[start of PROVIDED ENTRIES]

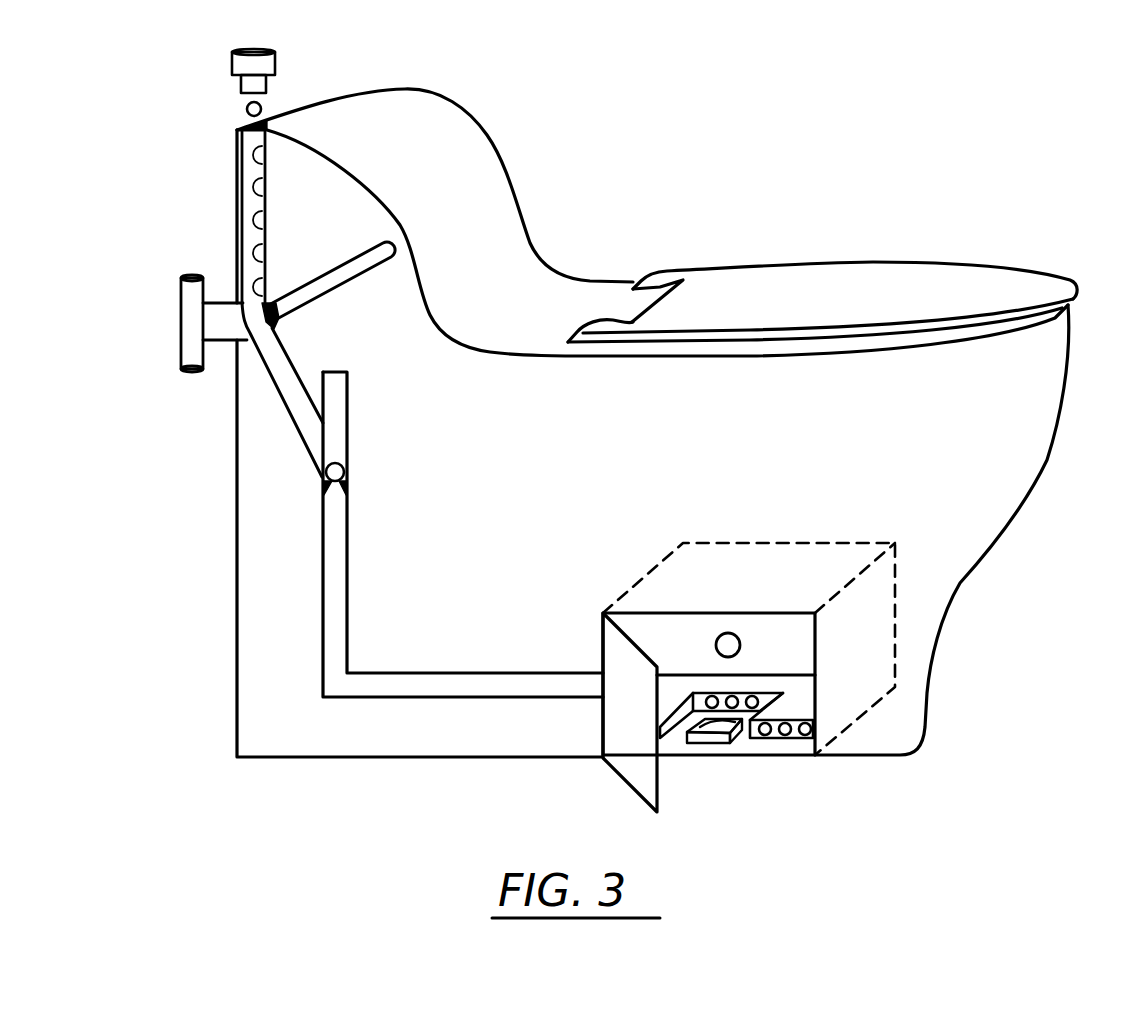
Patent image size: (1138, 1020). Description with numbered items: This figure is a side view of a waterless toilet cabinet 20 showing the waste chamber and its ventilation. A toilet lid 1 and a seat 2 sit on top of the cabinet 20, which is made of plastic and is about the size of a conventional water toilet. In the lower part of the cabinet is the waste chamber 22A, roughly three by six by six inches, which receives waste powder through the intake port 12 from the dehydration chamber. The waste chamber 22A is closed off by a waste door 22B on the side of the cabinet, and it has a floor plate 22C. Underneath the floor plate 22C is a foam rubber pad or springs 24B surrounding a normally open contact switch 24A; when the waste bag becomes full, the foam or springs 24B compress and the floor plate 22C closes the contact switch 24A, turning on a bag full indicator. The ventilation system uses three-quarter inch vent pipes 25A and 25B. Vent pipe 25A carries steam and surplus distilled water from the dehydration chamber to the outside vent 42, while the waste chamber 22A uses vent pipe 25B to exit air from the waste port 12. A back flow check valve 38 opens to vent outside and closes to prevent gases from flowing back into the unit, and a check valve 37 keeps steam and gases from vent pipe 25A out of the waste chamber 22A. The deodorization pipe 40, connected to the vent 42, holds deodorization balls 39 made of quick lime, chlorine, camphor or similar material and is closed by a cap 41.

The toilet lid 1 is at (1030, 270).
The seat 2 is at (1062, 309).
The toilet cabinet 20 is at (1021, 456).
The waste powder intake port 12 is at (740, 646).
The waste chamber 22A is at (876, 668).
The waste door 22B is at (652, 733).
The floor plate 22C is at (686, 650).
The normally open contact switch 24A is at (720, 743).
The foam rubber pad or springs 24B is at (793, 711).
The vent pipe 25A is at (383, 266).
The vent pipe 25B is at (387, 672).
The check valve 37 is at (345, 470).
The back flow check valve 38 is at (274, 315).
The deodorization balls 39 is at (247, 108).
The deodorization pipe 40 is at (267, 207).
The cap 41 is at (232, 66).
The vent 42 is at (180, 303).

[end of PROVIDED ENTRIES]

### YOUR OBJECTIVE:
Can you extract, word for word, everything from the start of the items down to and including the line that contains "The waste chamber 22A is at (876, 668).", leaving out the pictures?

### REPLY:
Patent image size: (1138, 1020). Description with numbered items: This figure is a side view of a waterless toilet cabinet 20 showing the waste chamber and its ventilation. A toilet lid 1 and a seat 2 sit on top of the cabinet 20, which is made of plastic and is about the size of a conventional water toilet. In the lower part of the cabinet is the waste chamber 22A, roughly three by six by six inches, which receives waste powder through the intake port 12 from the dehydration chamber. The waste chamber 22A is closed off by a waste door 22B on the side of the cabinet, and it has a floor plate 22C. Underneath the floor plate 22C is a foam rubber pad or springs 24B surrounding a normally open contact switch 24A; when the waste bag becomes full, the foam or springs 24B compress and the floor plate 22C closes the contact switch 24A, turning on a bag full indicator. The ventilation system uses three-quarter inch vent pipes 25A and 25B. Vent pipe 25A carries steam and surplus distilled water from the dehydration chamber to the outside vent 42, while the waste chamber 22A uses vent pipe 25B to exit air from the waste port 12. A back flow check valve 38 opens to vent outside and closes to prevent gases from flowing back into the unit, and a check valve 37 keeps steam and gases from vent pipe 25A out of the waste chamber 22A. The deodorization pipe 40, connected to the vent 42, holds deodorization balls 39 made of quick lime, chlorine, camphor or similar material and is closed by a cap 41.

The toilet lid 1 is at (1030, 270).
The seat 2 is at (1062, 309).
The toilet cabinet 20 is at (1021, 456).
The waste powder intake port 12 is at (740, 646).
The waste chamber 22A is at (876, 668).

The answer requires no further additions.